- PROBLEM TO WORK ON: Copy every line of the data exactly, leaving nothing out.

[Start of TASK MATERIAL]

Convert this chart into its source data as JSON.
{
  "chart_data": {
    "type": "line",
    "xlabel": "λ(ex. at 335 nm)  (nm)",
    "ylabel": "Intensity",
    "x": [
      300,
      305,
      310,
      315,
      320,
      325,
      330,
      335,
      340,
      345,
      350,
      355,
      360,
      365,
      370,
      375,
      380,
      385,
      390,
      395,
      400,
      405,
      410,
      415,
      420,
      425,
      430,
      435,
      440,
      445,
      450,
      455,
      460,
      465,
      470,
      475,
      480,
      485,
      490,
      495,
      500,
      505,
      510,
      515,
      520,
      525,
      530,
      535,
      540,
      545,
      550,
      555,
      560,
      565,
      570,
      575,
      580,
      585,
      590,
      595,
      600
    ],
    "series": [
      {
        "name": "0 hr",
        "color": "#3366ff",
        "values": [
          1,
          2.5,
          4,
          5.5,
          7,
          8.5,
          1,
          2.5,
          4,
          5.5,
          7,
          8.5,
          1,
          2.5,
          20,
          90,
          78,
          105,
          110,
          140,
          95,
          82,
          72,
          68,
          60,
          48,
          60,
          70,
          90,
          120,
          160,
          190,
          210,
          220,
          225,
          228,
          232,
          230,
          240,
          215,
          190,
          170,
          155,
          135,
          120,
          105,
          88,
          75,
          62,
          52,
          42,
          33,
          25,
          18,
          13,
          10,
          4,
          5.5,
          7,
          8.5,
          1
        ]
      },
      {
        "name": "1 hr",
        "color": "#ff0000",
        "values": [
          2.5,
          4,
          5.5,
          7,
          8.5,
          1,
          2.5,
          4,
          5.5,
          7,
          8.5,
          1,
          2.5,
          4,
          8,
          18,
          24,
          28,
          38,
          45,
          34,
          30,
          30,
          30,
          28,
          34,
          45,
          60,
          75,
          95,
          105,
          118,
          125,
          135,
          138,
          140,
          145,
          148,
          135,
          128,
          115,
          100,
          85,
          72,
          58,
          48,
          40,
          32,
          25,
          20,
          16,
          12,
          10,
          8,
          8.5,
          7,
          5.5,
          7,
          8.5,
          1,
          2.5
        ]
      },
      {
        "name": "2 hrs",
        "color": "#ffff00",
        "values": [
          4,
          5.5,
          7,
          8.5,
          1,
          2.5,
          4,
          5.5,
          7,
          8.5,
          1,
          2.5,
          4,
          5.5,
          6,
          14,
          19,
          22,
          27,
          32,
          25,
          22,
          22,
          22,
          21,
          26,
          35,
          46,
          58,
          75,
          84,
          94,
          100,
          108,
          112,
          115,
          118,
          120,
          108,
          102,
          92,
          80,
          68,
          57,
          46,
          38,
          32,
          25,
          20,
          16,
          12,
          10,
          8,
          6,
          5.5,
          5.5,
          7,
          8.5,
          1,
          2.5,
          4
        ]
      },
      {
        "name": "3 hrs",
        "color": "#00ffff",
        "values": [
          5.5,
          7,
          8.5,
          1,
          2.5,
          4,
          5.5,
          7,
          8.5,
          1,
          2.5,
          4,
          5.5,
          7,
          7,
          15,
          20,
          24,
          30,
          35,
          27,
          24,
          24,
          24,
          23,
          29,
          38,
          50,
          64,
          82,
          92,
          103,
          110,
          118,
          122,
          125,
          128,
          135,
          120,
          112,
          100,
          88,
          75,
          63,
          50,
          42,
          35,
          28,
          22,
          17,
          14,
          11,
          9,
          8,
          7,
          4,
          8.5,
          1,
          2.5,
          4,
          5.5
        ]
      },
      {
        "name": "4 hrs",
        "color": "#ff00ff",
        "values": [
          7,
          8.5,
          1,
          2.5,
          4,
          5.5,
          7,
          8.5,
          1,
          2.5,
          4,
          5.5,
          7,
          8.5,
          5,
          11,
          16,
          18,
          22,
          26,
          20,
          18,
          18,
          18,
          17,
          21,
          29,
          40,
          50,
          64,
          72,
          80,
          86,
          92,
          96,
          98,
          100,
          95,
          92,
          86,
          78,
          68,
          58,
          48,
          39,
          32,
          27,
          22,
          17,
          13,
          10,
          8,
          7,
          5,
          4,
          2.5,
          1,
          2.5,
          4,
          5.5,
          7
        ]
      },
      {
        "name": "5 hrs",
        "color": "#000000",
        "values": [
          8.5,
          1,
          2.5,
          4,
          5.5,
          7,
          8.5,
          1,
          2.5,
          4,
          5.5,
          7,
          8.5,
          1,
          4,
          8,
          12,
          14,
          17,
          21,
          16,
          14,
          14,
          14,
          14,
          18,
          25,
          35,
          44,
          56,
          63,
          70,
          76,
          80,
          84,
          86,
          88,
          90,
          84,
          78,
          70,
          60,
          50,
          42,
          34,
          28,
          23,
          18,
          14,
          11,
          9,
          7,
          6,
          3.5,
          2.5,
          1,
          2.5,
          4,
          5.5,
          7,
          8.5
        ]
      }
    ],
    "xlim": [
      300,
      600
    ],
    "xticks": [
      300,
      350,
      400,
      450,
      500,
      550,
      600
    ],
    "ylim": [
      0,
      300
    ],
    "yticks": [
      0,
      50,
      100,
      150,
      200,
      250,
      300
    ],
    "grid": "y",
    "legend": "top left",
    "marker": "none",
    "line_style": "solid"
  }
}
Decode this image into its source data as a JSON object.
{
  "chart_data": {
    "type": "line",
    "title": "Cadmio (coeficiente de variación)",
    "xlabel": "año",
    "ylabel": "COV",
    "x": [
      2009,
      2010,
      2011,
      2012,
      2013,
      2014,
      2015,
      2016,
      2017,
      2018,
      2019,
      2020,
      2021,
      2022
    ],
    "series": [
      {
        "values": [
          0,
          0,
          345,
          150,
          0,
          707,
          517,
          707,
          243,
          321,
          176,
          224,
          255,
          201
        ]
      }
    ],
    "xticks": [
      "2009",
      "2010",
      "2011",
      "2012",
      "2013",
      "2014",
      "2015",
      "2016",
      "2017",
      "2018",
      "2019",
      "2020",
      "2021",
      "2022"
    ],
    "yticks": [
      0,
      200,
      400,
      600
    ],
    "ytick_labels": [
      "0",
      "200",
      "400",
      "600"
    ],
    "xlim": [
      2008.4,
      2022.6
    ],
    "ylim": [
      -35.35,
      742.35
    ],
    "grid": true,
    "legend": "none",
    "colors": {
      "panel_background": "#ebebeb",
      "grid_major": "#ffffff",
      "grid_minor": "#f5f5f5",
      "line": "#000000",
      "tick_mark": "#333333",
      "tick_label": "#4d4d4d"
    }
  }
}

[End of TASK MATERIAL]

- RESULT OF THIS TASK:
Convert this chart into its source data as JSON.
{
  "chart_data": {
    "type": "line",
    "xlabel": "λ(ex. at 335 nm)  (nm)",
    "ylabel": "Intensity",
    "x": [
      300,
      305,
      310,
      315,
      320,
      325,
      330,
      335,
      340,
      345,
      350,
      355,
      360,
      365,
      370,
      375,
      380,
      385,
      390,
      395,
      400,
      405,
      410,
      415,
      420,
      425,
      430,
      435,
      440,
      445,
      450,
      455,
      460,
      465,
      470,
      475,
      480,
      485,
      490,
      495,
      500,
      505,
      510,
      515,
      520,
      525,
      530,
      535,
      540,
      545,
      550,
      555,
      560,
      565,
      570,
      575,
      580,
      585,
      590,
      595,
      600
    ],
    "series": [
      {
        "name": "0 hr",
        "color": "#3366ff",
        "values": [
          1,
          2.5,
          4,
          5.5,
          7,
          8.5,
          1,
          2.5,
          4,
          5.5,
          7,
          8.5,
          1,
          2.5,
          20,
          90,
          78,
          105,
          110,
          140,
          95,
          82,
          72,
          68,
          60,
          48,
          60,
          70,
          90,
          120,
          160,
          190,
          210,
          220,
          225,
          228,
          232,
          230,
          240,
          215,
          190,
          170,
          155,
          135,
          120,
          105,
          88,
          75,
          62,
          52,
          42,
          33,
          25,
          18,
          13,
          10,
          4,
          5.5,
          7,
          8.5,
          1
        ]
      },
      {
        "name": "1 hr",
        "color": "#ff0000",
        "values": [
          2.5,
          4,
          5.5,
          7,
          8.5,
          1,
          2.5,
          4,
          5.5,
          7,
          8.5,
          1,
          2.5,
          4,
          8,
          18,
          24,
          28,
          38,
          45,
          34,
          30,
          30,
          30,
          28,
          34,
          45,
          60,
          75,
          95,
          105,
          118,
          125,
          135,
          138,
          140,
          145,
          148,
          135,
          128,
          115,
          100,
          85,
          72,
          58,
          48,
          40,
          32,
          25,
          20,
          16,
          12,
          10,
          8,
          8.5,
          7,
          5.5,
          7,
          8.5,
          1,
          2.5
        ]
      },
      {
        "name": "2 hrs",
        "color": "#ffff00",
        "values": [
          4,
          5.5,
          7,
          8.5,
          1,
          2.5,
          4,
          5.5,
          7,
          8.5,
          1,
          2.5,
          4,
          5.5,
          6,
          14,
          19,
          22,
          27,
          32,
          25,
          22,
          22,
          22,
          21,
          26,
          35,
          46,
          58,
          75,
          84,
          94,
          100,
          108,
          112,
          115,
          118,
          120,
          108,
          102,
          92,
          80,
          68,
          57,
          46,
          38,
          32,
          25,
          20,
          16,
          12,
          10,
          8,
          6,
          5.5,
          5.5,
          7,
          8.5,
          1,
          2.5,
          4
        ]
      },
      {
        "name": "3 hrs",
        "color": "#00ffff",
        "values": [
          5.5,
          7,
          8.5,
          1,
          2.5,
          4,
          5.5,
          7,
          8.5,
          1,
          2.5,
          4,
          5.5,
          7,
          7,
          15,
          20,
          24,
          30,
          35,
          27,
          24,
          24,
          24,
          23,
          29,
          38,
          50,
          64,
          82,
          92,
          103,
          110,
          118,
          122,
          125,
          128,
          135,
          120,
          112,
          100,
          88,
          75,
          63,
          50,
          42,
          35,
          28,
          22,
          17,
          14,
          11,
          9,
          8,
          7,
          4,
          8.5,
          1,
          2.5,
          4,
          5.5
        ]
      },
      {
        "name": "4 hrs",
        "color": "#ff00ff",
        "values": [
          7,
          8.5,
          1,
          2.5,
          4,
          5.5,
          7,
          8.5,
          1,
          2.5,
          4,
          5.5,
          7,
          8.5,
          5,
          11,
          16,
          18,
          22,
          26,
          20,
          18,
          18,
          18,
          17,
          21,
          29,
          40,
          50,
          64,
          72,
          80,
          86,
          92,
          96,
          98,
          100,
          95,
          92,
          86,
          78,
          68,
          58,
          48,
          39,
          32,
          27,
          22,
          17,
          13,
          10,
          8,
          7,
          5,
          4,
          2.5,
          1,
          2.5,
          4,
          5.5,
          7
        ]
      },
      {
        "name": "5 hrs",
        "color": "#000000",
        "values": [
          8.5,
          1,
          2.5,
          4,
          5.5,
          7,
          8.5,
          1,
          2.5,
          4,
          5.5,
          7,
          8.5,
          1,
          4,
          8,
          12,
          14,
          17,
          21,
          16,
          14,
          14,
          14,
          14,
          18,
          25,
          35,
          44,
          56,
          63,
          70,
          76,
          80,
          84,
          86,
          88,
          90,
          84,
          78,
          70,
          60,
          50,
          42,
          34,
          28,
          23,
          18,
          14,
          11,
          9,
          7,
          6,
          3.5,
          2.5,
          1,
          2.5,
          4,
          5.5,
          7,
          8.5
        ]
      }
    ],
    "xlim": [
      300,
      600
    ],
    "xticks": [
      300,
      350,
      400,
      450,
      500,
      550,
      600
    ],
    "ylim": [
      0,
      300
    ],
    "yticks": [
      0,
      50,
      100,
      150,
      200,
      250,
      300
    ],
    "grid": "y",
    "legend": "top left",
    "marker": "none",
    "line_style": "solid"
  }
}
Decode this image into its source data as a JSON object.
{
  "chart_data": {
    "type": "line",
    "title": "Cadmio (coeficiente de variación)",
    "xlabel": "año",
    "ylabel": "COV",
    "x": [
      2009,
      2010,
      2011,
      2012,
      2013,
      2014,
      2015,
      2016,
      2017,
      2018,
      2019,
      2020,
      2021,
      2022
    ],
    "series": [
      {
        "values": [
          0,
          0,
          345,
          150,
          0,
          707,
          517,
          707,
          243,
          321,
          176,
          224,
          255,
          201
        ]
      }
    ],
    "xticks": [
      "2009",
      "2010",
      "2011",
      "2012",
      "2013",
      "2014",
      "2015",
      "2016",
      "2017",
      "2018",
      "2019",
      "2020",
      "2021",
      "2022"
    ],
    "yticks": [
      0,
      200,
      400,
      600
    ],
    "ytick_labels": [
      "0",
      "200",
      "400",
      "600"
    ],
    "xlim": [
      2008.4,
      2022.6
    ],
    "ylim": [
      -35.35,
      742.35
    ],
    "grid": true,
    "legend": "none",
    "colors": {
      "panel_background": "#ebebeb",
      "grid_major": "#ffffff",
      "grid_minor": "#f5f5f5",
      "line": "#000000",
      "tick_mark": "#333333",
      "tick_label": "#4d4d4d"
    }
  }
}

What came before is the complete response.